Figure 2. Gecko hyperextension and the probability of particle detachment from single setae.

(a) Schematic of gecko toe pad scrolling motion under digital hyperextension, which is modelled as a rolling motion of a circle, with a radius r, along a horizontal plane. The trajectory of a setal root (for example, from point A to A') follows the corresponding cycloid curve (for example, blue dashed line) depending on the specific location of each seta. The hyperextension generates normal velocity (V_n) as well as shear velocity (V_s) on the setal roots. (b) Dynamic adhesion responses between single seta and glass microsphere (F_s-p) and those between SiO₂ microparticles (d=10 μm) and FS, PS and teflon substrates (F_w-p) with increasing pull-off velocity (V_n). Probability of the SiO₂ particle (d=10–15 μm) detachment events from setae in 30-time trials on fused silica, mica and Teflon substrates as a function of (c) the pull-off velocity for shear velocities of 0, and 1,000 μm s⁻¹ and a preload of 1 μN, and (d) shear velocity at a preload of 1 μN for different pull-off velocities (error bar: s.d.). For the seta-particle contact experiments in (b), the microparticles are detached from the seta at 1,000–10,000 μm s⁻¹, depending on the type of substrates. These values are critical velocities V_c, above which the particles are detached from the setae. Note that the pull-off velocity of gecko setae during animal walking is estimated to be 10,000–30,000 μm s⁻¹, larger than the critical velocity V_c, suggesting that Tokay geckos' adhesive toe pads are always in the ‘self-cleaning regime' during animal locomotion. The estimated gecko pull-off velocity is illustrated in (b) and (c).
************
• **Exercise details**
Copy out the entire gecko figure caption word for word. The listing after this point comes from a separate source.
************
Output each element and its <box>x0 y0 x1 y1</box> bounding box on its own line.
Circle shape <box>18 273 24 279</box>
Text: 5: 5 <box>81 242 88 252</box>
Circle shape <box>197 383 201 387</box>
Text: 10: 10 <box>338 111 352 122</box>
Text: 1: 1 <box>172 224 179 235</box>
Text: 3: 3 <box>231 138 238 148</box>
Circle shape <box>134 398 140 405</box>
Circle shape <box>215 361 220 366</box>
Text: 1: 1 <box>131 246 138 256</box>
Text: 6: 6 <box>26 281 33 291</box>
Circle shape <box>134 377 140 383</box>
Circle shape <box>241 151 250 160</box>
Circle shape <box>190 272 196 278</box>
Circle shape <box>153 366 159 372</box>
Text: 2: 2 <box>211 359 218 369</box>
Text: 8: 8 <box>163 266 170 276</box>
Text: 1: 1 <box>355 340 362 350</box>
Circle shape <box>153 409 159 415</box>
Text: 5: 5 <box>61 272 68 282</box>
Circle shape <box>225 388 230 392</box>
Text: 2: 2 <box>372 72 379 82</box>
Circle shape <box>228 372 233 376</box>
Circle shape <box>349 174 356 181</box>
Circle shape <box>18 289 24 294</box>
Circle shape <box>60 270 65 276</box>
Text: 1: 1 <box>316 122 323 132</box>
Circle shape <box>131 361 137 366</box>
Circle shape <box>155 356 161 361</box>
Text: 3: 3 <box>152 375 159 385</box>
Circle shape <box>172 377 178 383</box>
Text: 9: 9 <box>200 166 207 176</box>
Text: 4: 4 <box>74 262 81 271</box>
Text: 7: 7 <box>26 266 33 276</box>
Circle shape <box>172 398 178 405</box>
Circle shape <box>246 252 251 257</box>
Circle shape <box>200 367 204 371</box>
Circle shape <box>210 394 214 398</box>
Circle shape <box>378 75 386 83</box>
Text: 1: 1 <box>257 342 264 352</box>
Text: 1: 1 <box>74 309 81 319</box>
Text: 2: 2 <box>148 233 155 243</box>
************
• **Response to this exercise**
Figure 2. Gecko hyperextension and the probability of particle detachment from single setae.

(a) Schematic of gecko toe pad scrolling motion under digital hyperextension, which is modelled as a rolling motion of a circle, with a radius r, along a horizontal plane. The trajectory of a setal root (for example, from point A to A') follows the corresponding cycloid curve (for example, blue dashed line) depending on the specific location of each seta. The hyperextension generates normal velocity (V_n) as well as shear velocity (V_s) on the setal roots. (b) Dynamic adhesion responses between single seta and glass microsphere (F_s-p) and those between SiO₂ microparticles (d=10 μm) and FS, PS and teflon substrates (F_w-p) with increasing pull-off velocity (V_n). Probability of the SiO₂ particle (d=10–15 μm) detachment events from setae in 30-time trials on fused silica, mica and Teflon substrates as a function of (c) the pull-off velocity for shear velocities of 0, and 1,000 μm s⁻¹ and a preload of 1 μN, and (d) shear velocity at a preload of 1 μN for different pull-off velocities (error bar: s.d.). For the seta-particle contact experiments in (b), the microparticles are detached from the seta at 1,000–10,000 μm s⁻¹, depending on the type of substrates. These values are critical velocities V_c, above which the particles are detached from the setae. Note that the pull-off velocity of gecko setae during animal walking is estimated to be 10,000–30,000 μm s⁻¹, larger than the critical velocity V_c, suggesting that Tokay geckos' adhesive toe pads are always in the ‘self-cleaning regime' during animal locomotion. The estimated gecko pull-off velocity is illustrated in (b) and (c).